— Begin —

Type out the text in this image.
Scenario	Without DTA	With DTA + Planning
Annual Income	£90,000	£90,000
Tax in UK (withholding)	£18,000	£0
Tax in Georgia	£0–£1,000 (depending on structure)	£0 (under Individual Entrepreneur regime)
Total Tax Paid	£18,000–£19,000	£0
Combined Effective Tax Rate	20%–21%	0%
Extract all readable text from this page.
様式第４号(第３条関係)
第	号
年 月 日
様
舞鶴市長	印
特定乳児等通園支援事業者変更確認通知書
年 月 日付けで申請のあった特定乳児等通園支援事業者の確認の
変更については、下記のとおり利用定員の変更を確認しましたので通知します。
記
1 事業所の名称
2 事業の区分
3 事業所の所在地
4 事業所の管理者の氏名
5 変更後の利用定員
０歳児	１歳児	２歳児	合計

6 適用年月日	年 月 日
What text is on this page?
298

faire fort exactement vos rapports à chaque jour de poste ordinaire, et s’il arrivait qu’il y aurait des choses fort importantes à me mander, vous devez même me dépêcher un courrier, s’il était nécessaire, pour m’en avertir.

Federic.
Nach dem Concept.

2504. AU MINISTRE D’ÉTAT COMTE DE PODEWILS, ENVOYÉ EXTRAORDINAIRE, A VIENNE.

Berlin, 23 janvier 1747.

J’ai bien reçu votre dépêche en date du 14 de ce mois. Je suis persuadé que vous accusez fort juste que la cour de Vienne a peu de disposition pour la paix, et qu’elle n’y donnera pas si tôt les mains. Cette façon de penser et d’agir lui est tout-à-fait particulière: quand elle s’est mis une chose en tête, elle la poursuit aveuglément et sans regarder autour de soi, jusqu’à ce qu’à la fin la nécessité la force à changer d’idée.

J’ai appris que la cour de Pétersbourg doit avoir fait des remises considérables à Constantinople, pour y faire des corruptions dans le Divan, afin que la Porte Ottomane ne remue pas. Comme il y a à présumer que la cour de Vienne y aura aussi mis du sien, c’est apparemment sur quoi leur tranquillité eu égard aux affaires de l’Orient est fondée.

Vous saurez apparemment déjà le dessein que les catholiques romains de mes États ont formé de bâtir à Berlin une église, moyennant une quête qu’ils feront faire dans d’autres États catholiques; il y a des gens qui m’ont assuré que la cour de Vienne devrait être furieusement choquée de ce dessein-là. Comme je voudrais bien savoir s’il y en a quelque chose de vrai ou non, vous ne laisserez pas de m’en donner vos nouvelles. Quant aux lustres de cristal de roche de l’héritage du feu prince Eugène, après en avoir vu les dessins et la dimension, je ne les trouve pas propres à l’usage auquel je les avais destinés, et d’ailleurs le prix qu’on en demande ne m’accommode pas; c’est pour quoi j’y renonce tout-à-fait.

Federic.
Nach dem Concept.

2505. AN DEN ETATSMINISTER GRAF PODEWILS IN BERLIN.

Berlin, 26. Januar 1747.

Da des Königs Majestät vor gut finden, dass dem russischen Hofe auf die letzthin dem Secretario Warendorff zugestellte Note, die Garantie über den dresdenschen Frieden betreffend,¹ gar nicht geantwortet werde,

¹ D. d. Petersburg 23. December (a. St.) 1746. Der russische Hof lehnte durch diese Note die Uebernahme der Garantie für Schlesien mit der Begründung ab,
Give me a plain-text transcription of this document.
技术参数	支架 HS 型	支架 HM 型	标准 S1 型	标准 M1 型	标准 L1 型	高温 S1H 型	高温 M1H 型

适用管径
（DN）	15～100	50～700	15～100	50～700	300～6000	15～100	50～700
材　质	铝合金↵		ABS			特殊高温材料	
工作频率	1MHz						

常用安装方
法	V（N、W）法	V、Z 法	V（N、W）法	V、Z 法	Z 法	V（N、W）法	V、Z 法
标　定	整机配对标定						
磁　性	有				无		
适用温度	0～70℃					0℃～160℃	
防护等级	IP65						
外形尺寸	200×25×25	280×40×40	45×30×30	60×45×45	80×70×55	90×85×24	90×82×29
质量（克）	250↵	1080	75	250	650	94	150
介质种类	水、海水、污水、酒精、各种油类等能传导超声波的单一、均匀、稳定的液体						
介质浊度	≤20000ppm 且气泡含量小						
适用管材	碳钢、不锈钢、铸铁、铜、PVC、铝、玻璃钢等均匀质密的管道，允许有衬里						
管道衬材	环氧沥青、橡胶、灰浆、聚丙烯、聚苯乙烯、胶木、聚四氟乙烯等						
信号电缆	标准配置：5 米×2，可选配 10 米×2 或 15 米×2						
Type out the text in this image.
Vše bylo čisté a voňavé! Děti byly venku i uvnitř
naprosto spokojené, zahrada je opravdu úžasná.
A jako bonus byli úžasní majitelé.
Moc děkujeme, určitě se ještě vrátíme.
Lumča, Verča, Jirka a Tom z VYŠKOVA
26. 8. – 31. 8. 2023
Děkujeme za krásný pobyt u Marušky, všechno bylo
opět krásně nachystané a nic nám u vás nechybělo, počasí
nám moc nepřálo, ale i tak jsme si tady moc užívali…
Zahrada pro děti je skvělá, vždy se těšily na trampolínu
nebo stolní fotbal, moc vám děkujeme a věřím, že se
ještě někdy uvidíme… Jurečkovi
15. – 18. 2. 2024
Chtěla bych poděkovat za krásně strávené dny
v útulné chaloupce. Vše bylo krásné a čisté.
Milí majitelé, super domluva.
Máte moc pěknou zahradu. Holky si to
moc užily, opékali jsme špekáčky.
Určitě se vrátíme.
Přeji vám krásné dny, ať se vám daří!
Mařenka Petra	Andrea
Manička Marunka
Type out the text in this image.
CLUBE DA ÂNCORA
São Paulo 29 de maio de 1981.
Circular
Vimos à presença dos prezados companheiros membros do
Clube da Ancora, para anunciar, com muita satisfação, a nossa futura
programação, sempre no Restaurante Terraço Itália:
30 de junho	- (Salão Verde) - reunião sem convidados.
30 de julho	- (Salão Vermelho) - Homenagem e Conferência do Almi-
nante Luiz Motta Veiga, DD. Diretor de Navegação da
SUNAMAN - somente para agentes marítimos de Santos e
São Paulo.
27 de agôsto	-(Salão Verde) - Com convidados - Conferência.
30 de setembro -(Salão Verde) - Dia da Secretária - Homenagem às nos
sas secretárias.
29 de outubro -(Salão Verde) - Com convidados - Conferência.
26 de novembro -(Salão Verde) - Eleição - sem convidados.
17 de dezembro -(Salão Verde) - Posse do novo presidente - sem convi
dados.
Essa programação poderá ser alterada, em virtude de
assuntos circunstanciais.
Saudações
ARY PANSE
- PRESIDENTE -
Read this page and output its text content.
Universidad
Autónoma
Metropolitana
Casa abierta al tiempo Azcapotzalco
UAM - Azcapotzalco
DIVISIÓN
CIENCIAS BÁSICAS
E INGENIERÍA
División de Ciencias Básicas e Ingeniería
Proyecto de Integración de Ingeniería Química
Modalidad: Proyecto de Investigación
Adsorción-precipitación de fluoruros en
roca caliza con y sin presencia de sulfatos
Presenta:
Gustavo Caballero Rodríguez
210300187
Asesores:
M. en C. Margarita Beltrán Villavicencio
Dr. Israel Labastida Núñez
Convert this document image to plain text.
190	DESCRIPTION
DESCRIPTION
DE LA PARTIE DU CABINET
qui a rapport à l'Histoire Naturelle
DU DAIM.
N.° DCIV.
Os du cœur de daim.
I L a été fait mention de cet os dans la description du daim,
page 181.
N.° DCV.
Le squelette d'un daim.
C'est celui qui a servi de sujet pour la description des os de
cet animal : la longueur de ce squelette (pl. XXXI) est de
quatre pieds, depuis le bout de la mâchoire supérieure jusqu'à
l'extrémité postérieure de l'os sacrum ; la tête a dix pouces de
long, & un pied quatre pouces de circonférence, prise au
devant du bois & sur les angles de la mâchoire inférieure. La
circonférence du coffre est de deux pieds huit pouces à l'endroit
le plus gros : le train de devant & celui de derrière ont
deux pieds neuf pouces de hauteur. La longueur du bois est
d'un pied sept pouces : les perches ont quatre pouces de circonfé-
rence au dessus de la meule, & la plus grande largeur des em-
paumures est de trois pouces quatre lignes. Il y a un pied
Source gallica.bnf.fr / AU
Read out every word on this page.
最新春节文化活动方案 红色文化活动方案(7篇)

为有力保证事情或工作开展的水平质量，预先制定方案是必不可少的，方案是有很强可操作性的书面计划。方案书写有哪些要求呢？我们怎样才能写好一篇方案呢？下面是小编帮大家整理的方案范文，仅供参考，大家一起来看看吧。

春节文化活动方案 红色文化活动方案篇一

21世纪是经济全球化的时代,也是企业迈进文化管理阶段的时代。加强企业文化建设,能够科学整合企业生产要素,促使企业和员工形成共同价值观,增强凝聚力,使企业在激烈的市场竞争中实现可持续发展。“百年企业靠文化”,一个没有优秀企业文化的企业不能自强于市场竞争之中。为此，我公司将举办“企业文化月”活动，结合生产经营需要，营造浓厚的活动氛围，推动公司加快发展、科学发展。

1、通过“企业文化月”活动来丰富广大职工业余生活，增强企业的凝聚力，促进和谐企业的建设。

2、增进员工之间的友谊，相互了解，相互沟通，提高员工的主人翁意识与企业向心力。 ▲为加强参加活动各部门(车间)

— End —

REQUIREMENT:
Determine how many of the lines above hold the word "vous", and output that number by itself.

ANSWER:
3